WHAT THE TASK REQUIRES:
Write the records below out in full, character for character, with no pictures.

___ SUPPLIED DATA ___

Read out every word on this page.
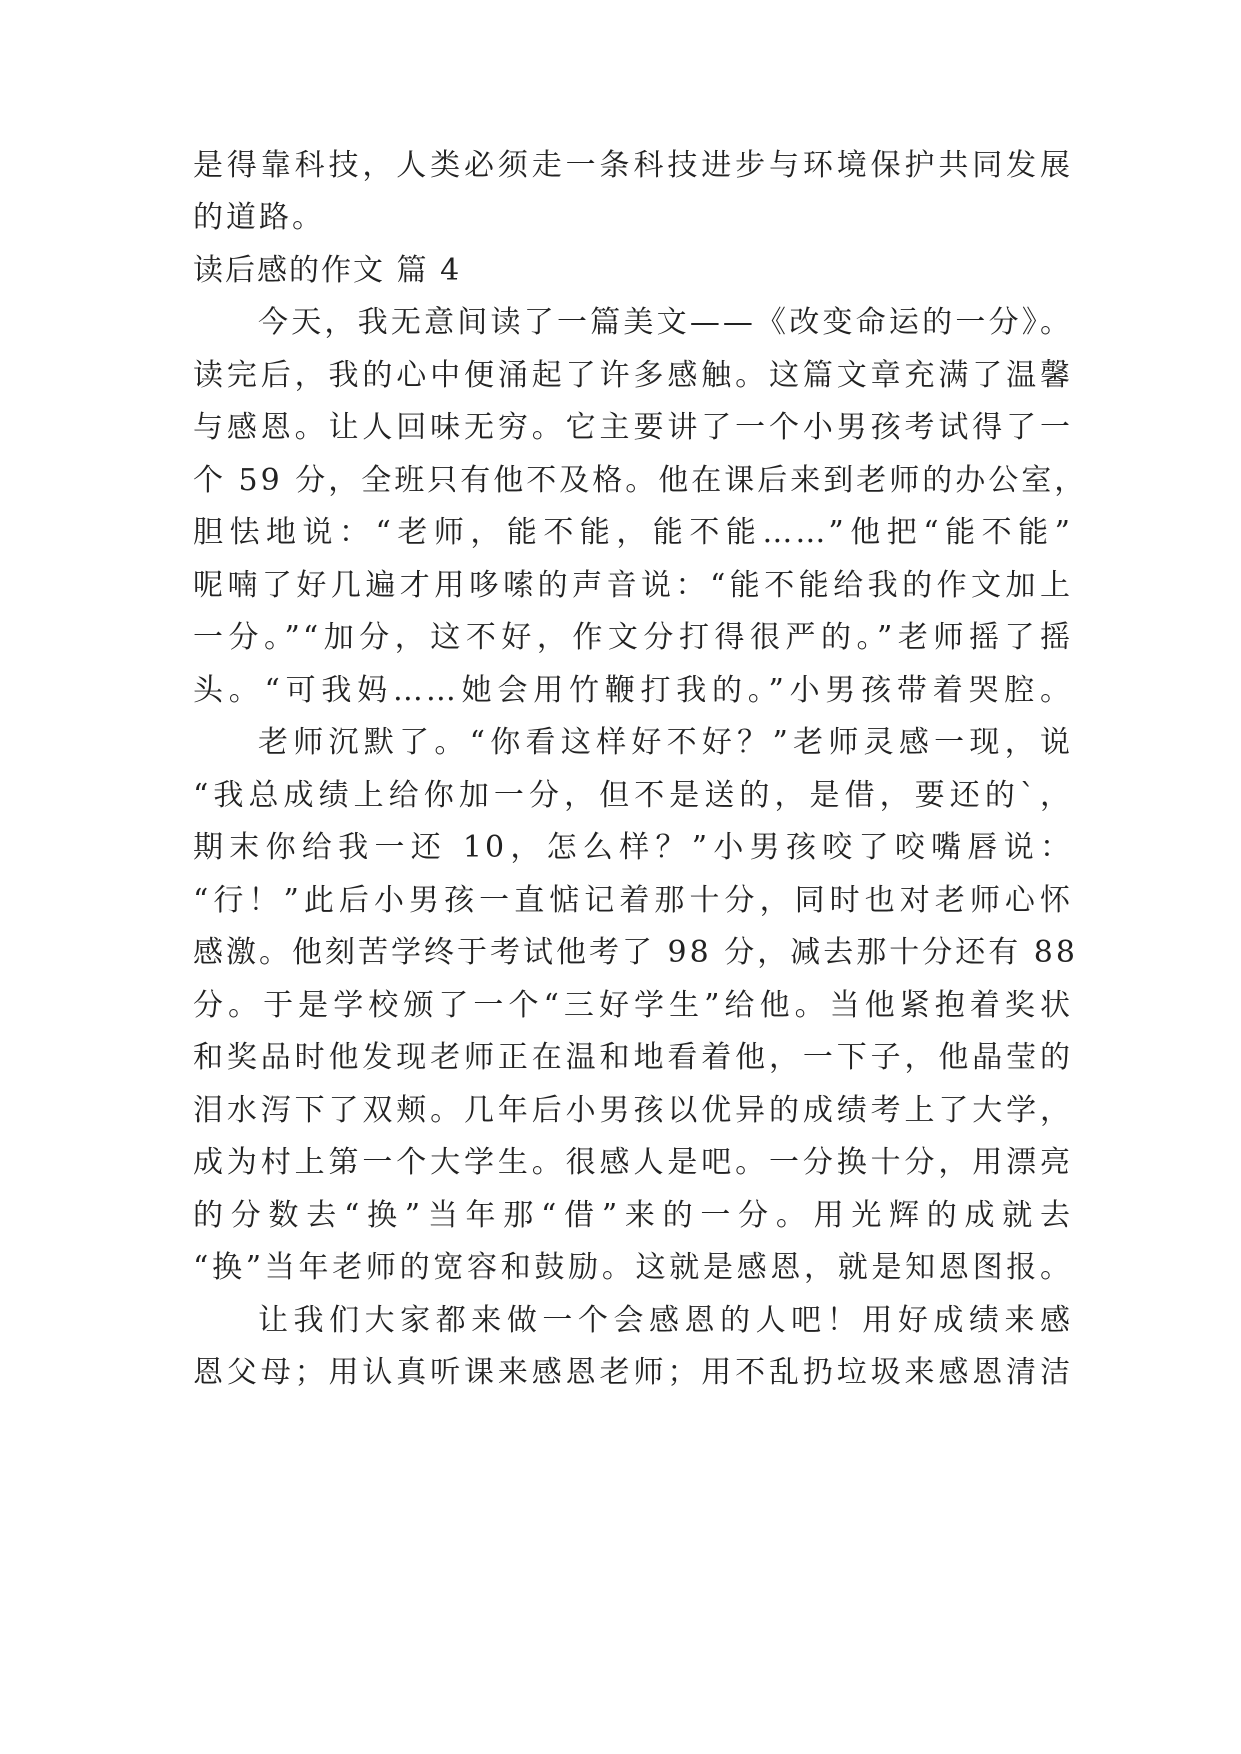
是得靠科技，人类必须走一条科技进步与环境保护共同发展
的道路。
读后感的作文 篇 4
今天，我无意间读了一篇美文——《改变命运的一分》。
读完后，我的心中便涌起了许多感触。这篇文章充满了温馨
与感恩。让人回味无穷。它主要讲了一个小男孩考试得了一
个 59 分，全班只有他不及格。他在课后来到老师的办公室，
胆怯地说：“老师，能不能，能不能……”他把“能不能”
呢喃了好几遍才用哆嗦的声音说：“能不能给我的作文加上
一分。”“加分，这不好，作文分打得很严的。”老师摇了摇
头。“可我妈……她会用竹鞭打我的。”小男孩带着哭腔。
老师沉默了。“你看这样好不好？”老师灵感一现，说
“我总成绩上给你加一分，但不是送的，是借，要还的`，
期末你给我一还 10，怎么样？”小男孩咬了咬嘴唇说：
“行！”此后小男孩一直惦记着那十分，同时也对老师心怀
感激。他刻苦学终于考试他考了 98 分，减去那十分还有 88
分。于是学校颁了一个“三好学生”给他。当他紧抱着奖状
和奖品时他发现老师正在温和地看着他，一下子，他晶莹的
泪水泻下了双颊。几年后小男孩以优异的成绩考上了大学，
成为村上第一个大学生。很感人是吧。一分换十分，用漂亮
的分数去“换”当年那“借”来的一分。用光辉的成就去
“换”当年老师的宽容和鼓励。这就是感恩，就是知恩图报。
让我们大家都来做一个会感恩的人吧！用好成绩来感
恩父母；用认真听课来感恩老师；用不乱扔垃圾来感恩清洁
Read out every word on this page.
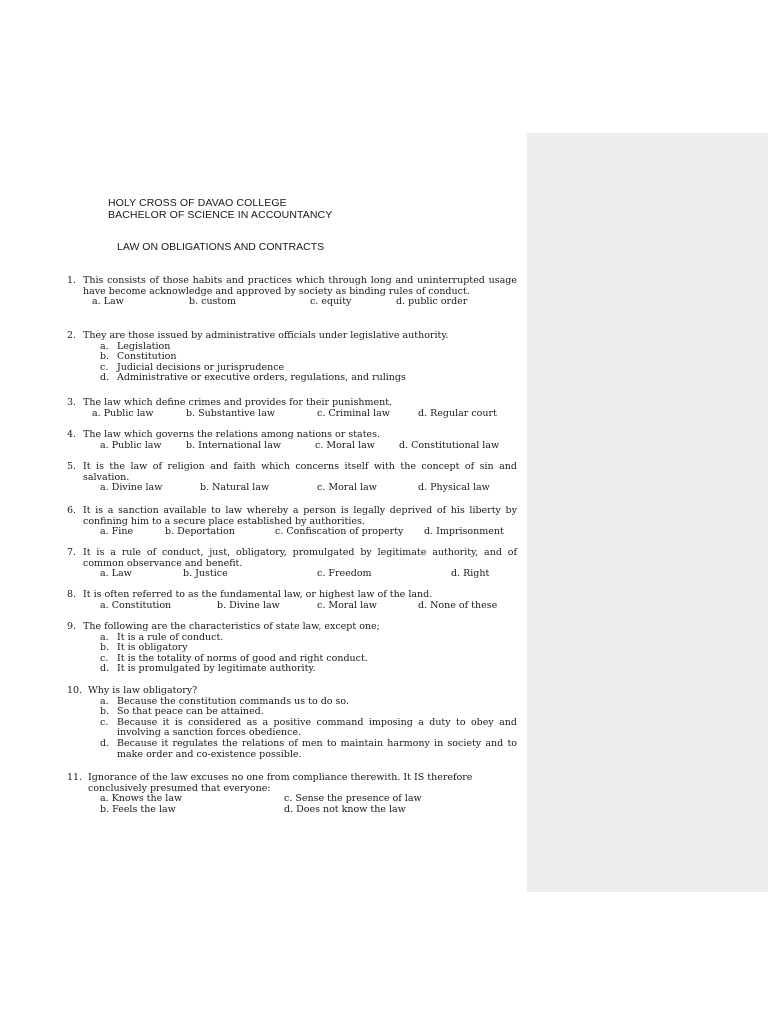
HOLY CROSS OF DAVAO COLLEGE
BACHELOR OF SCIENCE IN ACCOUNTANCY
LAW ON OBLIGATIONS AND CONTRACTS
1. This consists of those habits and practices which through long and uninterrupted usage have become acknowledge and approved by society as binding rules of conduct.
a. Law	b. custom	c. equity	d. public order
2. They are those issued by administrative officials under legislative authority.
a. Legislation
b. Constitution
c. Judicial decisions or jurisprudence
d. Administrative or executive orders, regulations, and rulings
3. The law which define crimes and provides for their punishment.
a. Public law	b. Substantive law	c. Criminal law	d. Regular court
4. The law which governs the relations among nations or states.
a. Public law	b. International law	c. Moral law	d. Constitutional law
5. It is the law of religion and faith which concerns itself with the concept of sin and salvation.
a. Divine law	b. Natural law	c. Moral law	d. Physical law
6. It is a sanction available to law whereby a person is legally deprived of his liberty by confining him to a secure place established by authorities.
a. Fine	b. Deportation	c. Confiscation of property d. Imprisonment
7. It is a rule of conduct, just, obligatory, promulgated by legitimate authority, and of common observance and benefit.
a. Law	b. Justice	c. Freedom	d. Right
8. It is often referred to as the fundamental law, or highest law of the land.
a. Constitution	b. Divine law	c. Moral law	d. None of these
9. The following are the characteristics of state law, except one;
a. It is a rule of conduct.
b. It is obligatory
c. It is the totality of norms of good and right conduct.
d. It is promulgated by legitimate authority.
10. Why is law obligatory?
a. Because the constitution commands us to do so.
b. So that peace can be attained.
c. Because it is considered as a positive command imposing a duty to obey and involving a sanction forces obedience.
d. Because it regulates the relations of men to maintain harmony in society and to make order and co-existence possible.
11. Ignorance of the law excuses no one from compliance therewith. It IS therefore conclusively presumed that everyone:
a. Knows the law	c. Sense the presence of law
b. Feels the law	d. Does not know the law
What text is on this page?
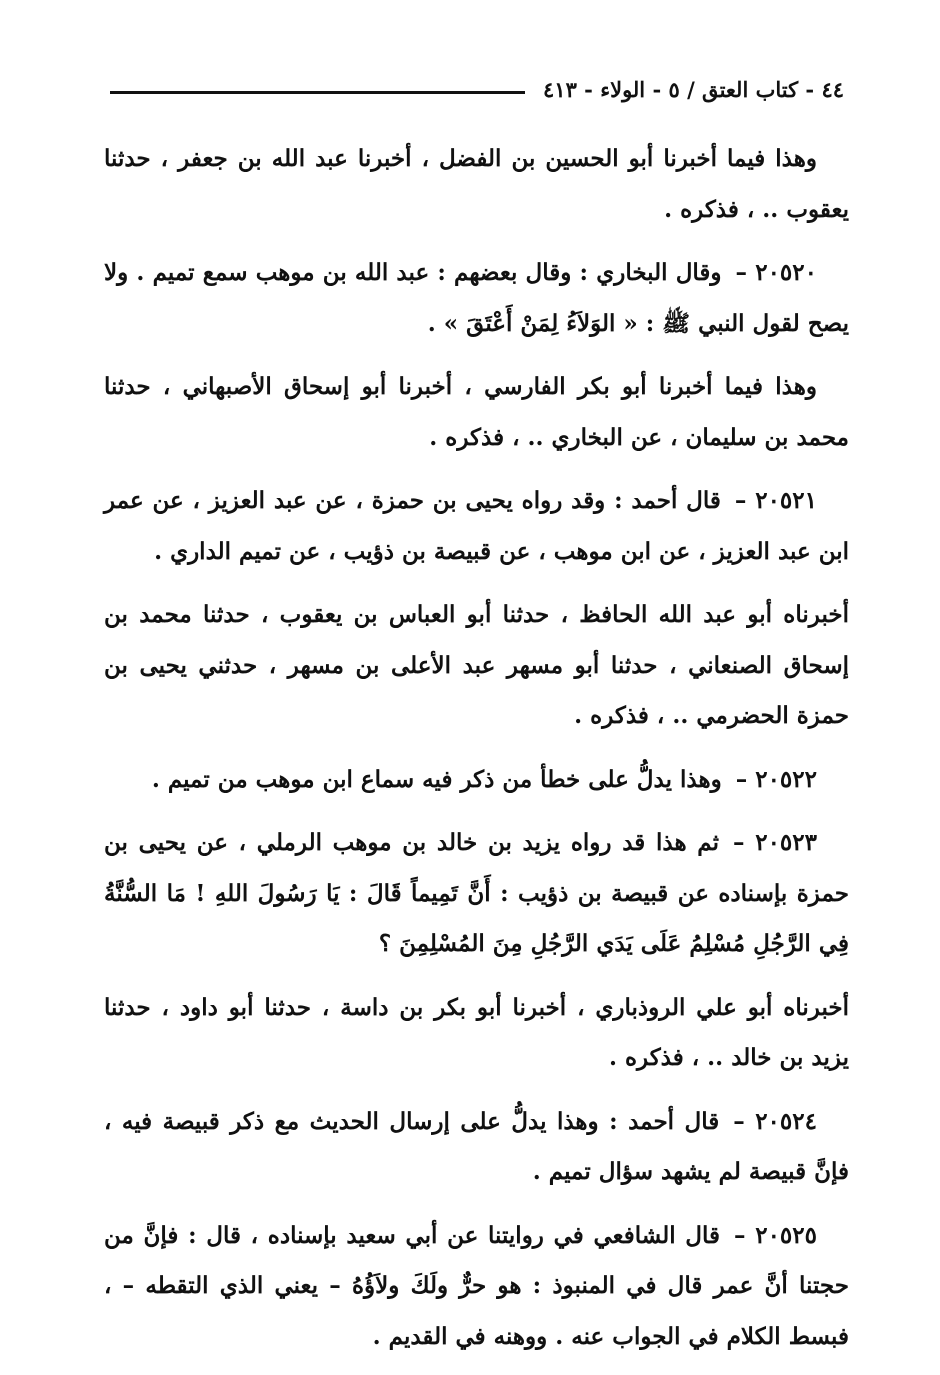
٤٤ - كتاب العتق / ٥ - الولاء - ٤١٣

وهذا فيما أخبرنا أبو الحسين بن الفضل ، أخبرنا عبد الله بن جعفر ، حدثنا يعقوب .. ، فذكره .

٢٠٥٢٠ –وقال البخاري : وقال بعضهم : عبد الله بن موهب سمع تميم . ولا يصح لقول النبي ﷺ : « الوَلاَءُ لِمَنْ أَعْتَقَ » .

وهذا فيما أخبرنا أبو بكر الفارسي ، أخبرنا أبو إسحاق الأصبهاني ، حدثنا محمد بن سليمان ، عن البخاري .. ، فذكره .

٢٠٥٢١ –قال أحمد : وقد رواه يحيى بن حمزة ، عن عبد العزيز ، عن عمر ابن عبد العزيز ، عن ابن موهب ، عن قبيصة بن ذؤيب ، عن تميم الداري .

أخبرناه أبو عبد الله الحافظ ، حدثنا أبو العباس بن يعقوب ، حدثنا محمد بن إسحاق الصنعاني ، حدثنا أبو مسهر عبد الأعلى بن مسهر ، حدثني يحيى بن حمزة الحضرمي .. ، فذكره .

٢٠٥٢٢ –وهذا يدلُّ على خطأ من ذكر فيه سماع ابن موهب من تميم .

٢٠٥٢٣ –ثم هذا قد رواه يزيد بن خالد بن موهب الرملي ، عن يحيى بن حمزة بإسناده عن قبيصة بن ذؤيب : أَنَّ تَمِيماً قَالَ : يَا رَسُولَ اللهِ ! مَا السُّنَّةُ فِي الرَّجُلِ مُسْلِمُ عَلَى يَدَي الرَّجُلِ مِنَ المُسْلِمِنَ ؟

أخبرناه أبو علي الروذباري ، أخبرنا أبو بكر بن داسة ، حدثنا أبو داود ، حدثنا يزيد بن خالد .. ، فذكره .

٢٠٥٢٤ –قال أحمد : وهذا يدلُّ على إرسال الحديث مع ذكر قبيصة فيه ، فإنَّ قبيصة لم يشهد سؤال تميم .

٢٠٥٢٥ –قال الشافعي في روايتنا عن أبي سعيد بإسناده ، قال : فإنَّ من حجتنا أنَّ عمر قال في المنبوذ : هو حرٌّ ولَكَ ولاَؤُهُ – يعني الذي التقطه – ، فبسط الكلام في الجواب عنه . ووهنه في القديم .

___

WRITTEN REPLY:
Read out every word on this page.
是得靠科技，人类必须走一条科技进步与环境保护共同发展
的道路。
读后感的作文 篇 4
今天，我无意间读了一篇美文——《改变命运的一分》。
读完后，我的心中便涌起了许多感触。这篇文章充满了温馨
与感恩。让人回味无穷。它主要讲了一个小男孩考试得了一
个 59 分，全班只有他不及格。他在课后来到老师的办公室，
胆怯地说：“老师，能不能，能不能……”他把“能不能”
呢喃了好几遍才用哆嗦的声音说：“能不能给我的作文加上
一分。”“加分，这不好，作文分打得很严的。”老师摇了摇
头。“可我妈……她会用竹鞭打我的。”小男孩带着哭腔。
老师沉默了。“你看这样好不好？”老师灵感一现，说
“我总成绩上给你加一分，但不是送的，是借，要还的`，
期末你给我一还 10，怎么样？”小男孩咬了咬嘴唇说：
“行！”此后小男孩一直惦记着那十分，同时也对老师心怀
感激。他刻苦学终于考试他考了 98 分，减去那十分还有 88
分。于是学校颁了一个“三好学生”给他。当他紧抱着奖状
和奖品时他发现老师正在温和地看着他，一下子，他晶莹的
泪水泻下了双颊。几年后小男孩以优异的成绩考上了大学，
成为村上第一个大学生。很感人是吧。一分换十分，用漂亮
的分数去“换”当年那“借”来的一分。用光辉的成就去
“换”当年老师的宽容和鼓励。这就是感恩，就是知恩图报。
让我们大家都来做一个会感恩的人吧！用好成绩来感
恩父母；用认真听课来感恩老师；用不乱扔垃圾来感恩清洁
Read out every word on this page.
HOLY CROSS OF DAVAO COLLEGE
BACHELOR OF SCIENCE IN ACCOUNTANCY
LAW ON OBLIGATIONS AND CONTRACTS
1. This consists of those habits and practices which through long and uninterrupted usage have become acknowledge and approved by society as binding rules of conduct.
a. Law	b. custom	c. equity	d. public order
2. They are those issued by administrative officials under legislative authority.
a. Legislation
b. Constitution
c. Judicial decisions or jurisprudence
d. Administrative or executive orders, regulations, and rulings
3. The law which define crimes and provides for their punishment.
a. Public law	b. Substantive law	c. Criminal law	d. Regular court
4. The law which governs the relations among nations or states.
a. Public law	b. International law	c. Moral law	d. Constitutional law
5. It is the law of religion and faith which concerns itself with the concept of sin and salvation.
a. Divine law	b. Natural law	c. Moral law	d. Physical law
6. It is a sanction available to law whereby a person is legally deprived of his liberty by confining him to a secure place established by authorities.
a. Fine	b. Deportation	c. Confiscation of property d. Imprisonment
7. It is a rule of conduct, just, obligatory, promulgated by legitimate authority, and of common observance and benefit.
a. Law	b. Justice	c. Freedom	d. Right
8. It is often referred to as the fundamental law, or highest law of the land.
a. Constitution	b. Divine law	c. Moral law	d. None of these
9. The following are the characteristics of state law, except one;
a. It is a rule of conduct.
b. It is obligatory
c. It is the totality of norms of good and right conduct.
d. It is promulgated by legitimate authority.
10. Why is law obligatory?
a. Because the constitution commands us to do so.
b. So that peace can be attained.
c. Because it is considered as a positive command imposing a duty to obey and involving a sanction forces obedience.
d. Because it regulates the relations of men to maintain harmony in society and to make order and co-existence possible.
11. Ignorance of the law excuses no one from compliance therewith. It IS therefore conclusively presumed that everyone:
a. Knows the law	c. Sense the presence of law
b. Feels the law	d. Does not know the law
What text is on this page?
٤٤ - كتاب العتق / ٥ - الولاء - ٤١٣

وهذا فيما أخبرنا أبو الحسين بن الفضل ، أخبرنا عبد الله بن جعفر ، حدثنا يعقوب .. ، فذكره .

٢٠٥٢٠ –وقال البخاري : وقال بعضهم : عبد الله بن موهب سمع تميم . ولا يصح لقول النبي ﷺ : « الوَلاَءُ لِمَنْ أَعْتَقَ » .

وهذا فيما أخبرنا أبو بكر الفارسي ، أخبرنا أبو إسحاق الأصبهاني ، حدثنا محمد بن سليمان ، عن البخاري .. ، فذكره .

٢٠٥٢١ –قال أحمد : وقد رواه يحيى بن حمزة ، عن عبد العزيز ، عن عمر ابن عبد العزيز ، عن ابن موهب ، عن قبيصة بن ذؤيب ، عن تميم الداري .

أخبرناه أبو عبد الله الحافظ ، حدثنا أبو العباس بن يعقوب ، حدثنا محمد بن إسحاق الصنعاني ، حدثنا أبو مسهر عبد الأعلى بن مسهر ، حدثني يحيى بن حمزة الحضرمي .. ، فذكره .

٢٠٥٢٢ –وهذا يدلُّ على خطأ من ذكر فيه سماع ابن موهب من تميم .

٢٠٥٢٣ –ثم هذا قد رواه يزيد بن خالد بن موهب الرملي ، عن يحيى بن حمزة بإسناده عن قبيصة بن ذؤيب : أَنَّ تَمِيماً قَالَ : يَا رَسُولَ اللهِ ! مَا السُّنَّةُ فِي الرَّجُلِ مُسْلِمُ عَلَى يَدَي الرَّجُلِ مِنَ المُسْلِمِنَ ؟

أخبرناه أبو علي الروذباري ، أخبرنا أبو بكر بن داسة ، حدثنا أبو داود ، حدثنا يزيد بن خالد .. ، فذكره .

٢٠٥٢٤ –قال أحمد : وهذا يدلُّ على إرسال الحديث مع ذكر قبيصة فيه ، فإنَّ قبيصة لم يشهد سؤال تميم .

٢٠٥٢٥ –قال الشافعي في روايتنا عن أبي سعيد بإسناده ، قال : فإنَّ من حجتنا أنَّ عمر قال في المنبوذ : هو حرٌّ ولَكَ ولاَؤُهُ – يعني الذي التقطه – ، فبسط الكلام في الجواب عنه . ووهنه في القديم .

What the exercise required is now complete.